Records follow. Pull out every line that contains "color".

···

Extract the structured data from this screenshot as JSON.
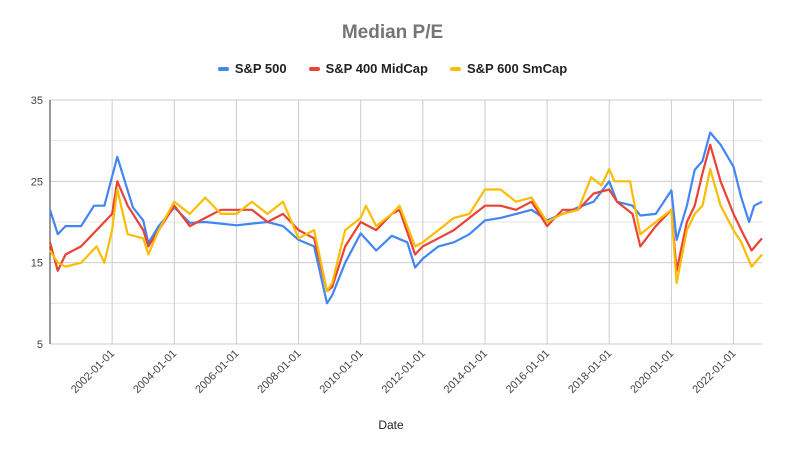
{
  "chart_data": {
    "type": "line",
    "title": "Median P/E",
    "xlabel": "Date",
    "ylabel": "",
    "ylim": [
      5,
      35
    ],
    "yticks": [
      5,
      15,
      25,
      35
    ],
    "xlim": [
      "2000-01",
      "2022-12"
    ],
    "xticks": [
      "2002-01-01",
      "2004-01-01",
      "2006-01-01",
      "2008-01-01",
      "2010-01-01",
      "2012-01-01",
      "2014-01-01",
      "2016-01-01",
      "2018-01-01",
      "2020-01-01",
      "2022-01-01"
    ],
    "grid": true,
    "legend_position": "top",
    "series": [
      {
        "name": "S&P 500",
        "color": "#4285f4",
        "points": [
          [
            "2000-01",
            21.5
          ],
          [
            "2000-04",
            18.5
          ],
          [
            "2000-07",
            19.5
          ],
          [
            "2001-01",
            19.5
          ],
          [
            "2001-06",
            22
          ],
          [
            "2001-10",
            22
          ],
          [
            "2002-03",
            28
          ],
          [
            "2002-09",
            21.8
          ],
          [
            "2003-01",
            20.2
          ],
          [
            "2003-03",
            17.4
          ],
          [
            "2003-07",
            19.5
          ],
          [
            "2004-01",
            21.8
          ],
          [
            "2004-07",
            19.9
          ],
          [
            "2005-01",
            20
          ],
          [
            "2005-07",
            19.8
          ],
          [
            "2006-01",
            19.6
          ],
          [
            "2006-07",
            19.8
          ],
          [
            "2007-01",
            20
          ],
          [
            "2007-07",
            19.5
          ],
          [
            "2008-01",
            17.8
          ],
          [
            "2008-07",
            17
          ],
          [
            "2008-12",
            10
          ],
          [
            "2009-02",
            11
          ],
          [
            "2009-07",
            15
          ],
          [
            "2010-01",
            18.6
          ],
          [
            "2010-07",
            16.5
          ],
          [
            "2011-01",
            18.3
          ],
          [
            "2011-07",
            17.5
          ],
          [
            "2011-10",
            14.4
          ],
          [
            "2012-01",
            15.5
          ],
          [
            "2012-07",
            17
          ],
          [
            "2013-01",
            17.5
          ],
          [
            "2013-07",
            18.5
          ],
          [
            "2014-01",
            20.2
          ],
          [
            "2014-07",
            20.5
          ],
          [
            "2015-01",
            21
          ],
          [
            "2015-07",
            21.5
          ],
          [
            "2016-01",
            20.2
          ],
          [
            "2016-07",
            21
          ],
          [
            "2017-01",
            21.8
          ],
          [
            "2017-07",
            22.5
          ],
          [
            "2018-01",
            25
          ],
          [
            "2018-04",
            22.5
          ],
          [
            "2018-10",
            22
          ],
          [
            "2019-01",
            20.8
          ],
          [
            "2019-07",
            21
          ],
          [
            "2020-01",
            23.9
          ],
          [
            "2020-03",
            17.8
          ],
          [
            "2020-07",
            22
          ],
          [
            "2020-10",
            26.4
          ],
          [
            "2021-01",
            27.5
          ],
          [
            "2021-04",
            31
          ],
          [
            "2021-08",
            29.5
          ],
          [
            "2022-01",
            26.8
          ],
          [
            "2022-04",
            23
          ],
          [
            "2022-07",
            20
          ],
          [
            "2022-09",
            22
          ],
          [
            "2022-12",
            22.5
          ]
        ]
      },
      {
        "name": "S&P 400 MidCap",
        "color": "#ea4335",
        "points": [
          [
            "2000-01",
            17.5
          ],
          [
            "2000-04",
            14
          ],
          [
            "2000-07",
            16
          ],
          [
            "2001-01",
            17
          ],
          [
            "2001-07",
            19
          ],
          [
            "2002-01",
            21
          ],
          [
            "2002-03",
            25
          ],
          [
            "2002-07",
            22
          ],
          [
            "2003-01",
            19
          ],
          [
            "2003-03",
            17
          ],
          [
            "2003-07",
            19
          ],
          [
            "2004-01",
            22
          ],
          [
            "2004-07",
            19.5
          ],
          [
            "2005-01",
            20.5
          ],
          [
            "2005-07",
            21.5
          ],
          [
            "2006-01",
            21.5
          ],
          [
            "2006-07",
            21.5
          ],
          [
            "2007-01",
            20
          ],
          [
            "2007-07",
            21
          ],
          [
            "2008-01",
            19
          ],
          [
            "2008-07",
            18
          ],
          [
            "2008-12",
            11.5
          ],
          [
            "2009-02",
            12
          ],
          [
            "2009-07",
            17
          ],
          [
            "2010-01",
            20
          ],
          [
            "2010-07",
            19
          ],
          [
            "2011-01",
            21
          ],
          [
            "2011-04",
            21.5
          ],
          [
            "2011-10",
            16
          ],
          [
            "2012-01",
            17
          ],
          [
            "2012-07",
            18
          ],
          [
            "2013-01",
            19
          ],
          [
            "2013-07",
            20.5
          ],
          [
            "2014-01",
            22
          ],
          [
            "2014-07",
            22
          ],
          [
            "2015-01",
            21.5
          ],
          [
            "2015-07",
            22.5
          ],
          [
            "2016-01",
            19.5
          ],
          [
            "2016-07",
            21.5
          ],
          [
            "2017-01",
            21.5
          ],
          [
            "2017-07",
            23.5
          ],
          [
            "2018-01",
            24
          ],
          [
            "2018-04",
            22.5
          ],
          [
            "2018-10",
            21
          ],
          [
            "2019-01",
            17
          ],
          [
            "2019-07",
            19.5
          ],
          [
            "2020-01",
            21.5
          ],
          [
            "2020-03",
            14
          ],
          [
            "2020-07",
            20
          ],
          [
            "2020-10",
            22
          ],
          [
            "2021-01",
            26
          ],
          [
            "2021-04",
            29.5
          ],
          [
            "2021-08",
            25
          ],
          [
            "2022-01",
            21
          ],
          [
            "2022-04",
            19
          ],
          [
            "2022-08",
            16.5
          ],
          [
            "2022-12",
            18
          ]
        ]
      },
      {
        "name": "S&P 600 SmCap",
        "color": "#fbbc04",
        "points": [
          [
            "2000-01",
            16.5
          ],
          [
            "2000-04",
            15
          ],
          [
            "2000-07",
            14.5
          ],
          [
            "2001-01",
            15
          ],
          [
            "2001-07",
            17
          ],
          [
            "2001-10",
            15
          ],
          [
            "2002-01",
            19
          ],
          [
            "2002-03",
            24
          ],
          [
            "2002-07",
            18.5
          ],
          [
            "2003-01",
            18
          ],
          [
            "2003-03",
            16
          ],
          [
            "2003-07",
            19
          ],
          [
            "2004-01",
            22.5
          ],
          [
            "2004-07",
            21
          ],
          [
            "2005-01",
            23
          ],
          [
            "2005-07",
            21
          ],
          [
            "2006-01",
            21
          ],
          [
            "2006-07",
            22.5
          ],
          [
            "2007-01",
            21
          ],
          [
            "2007-07",
            22.5
          ],
          [
            "2008-01",
            18
          ],
          [
            "2008-07",
            19
          ],
          [
            "2008-12",
            11.5
          ],
          [
            "2009-02",
            12.5
          ],
          [
            "2009-07",
            19
          ],
          [
            "2010-01",
            20.5
          ],
          [
            "2010-03",
            22
          ],
          [
            "2010-07",
            19.5
          ],
          [
            "2011-01",
            21
          ],
          [
            "2011-04",
            22
          ],
          [
            "2011-10",
            17
          ],
          [
            "2012-01",
            17.5
          ],
          [
            "2012-07",
            19
          ],
          [
            "2013-01",
            20.5
          ],
          [
            "2013-07",
            21
          ],
          [
            "2014-01",
            24
          ],
          [
            "2014-07",
            24
          ],
          [
            "2015-01",
            22.5
          ],
          [
            "2015-07",
            23
          ],
          [
            "2016-01",
            20
          ],
          [
            "2016-07",
            21
          ],
          [
            "2017-01",
            21.5
          ],
          [
            "2017-06",
            25.5
          ],
          [
            "2017-10",
            24.5
          ],
          [
            "2018-01",
            26.5
          ],
          [
            "2018-03",
            25
          ],
          [
            "2018-09",
            25
          ],
          [
            "2019-01",
            18.5
          ],
          [
            "2019-07",
            20
          ],
          [
            "2020-01",
            21.5
          ],
          [
            "2020-03",
            12.5
          ],
          [
            "2020-07",
            19
          ],
          [
            "2020-10",
            21
          ],
          [
            "2021-01",
            22
          ],
          [
            "2021-04",
            26.5
          ],
          [
            "2021-08",
            22
          ],
          [
            "2022-01",
            19
          ],
          [
            "2022-04",
            17.5
          ],
          [
            "2022-08",
            14.5
          ],
          [
            "2022-12",
            16
          ]
        ]
      }
    ]
  }
}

···

**Correct output:**
        "color": "#4285f4",
        "color": "#ea4335",
        "color": "#fbbc04",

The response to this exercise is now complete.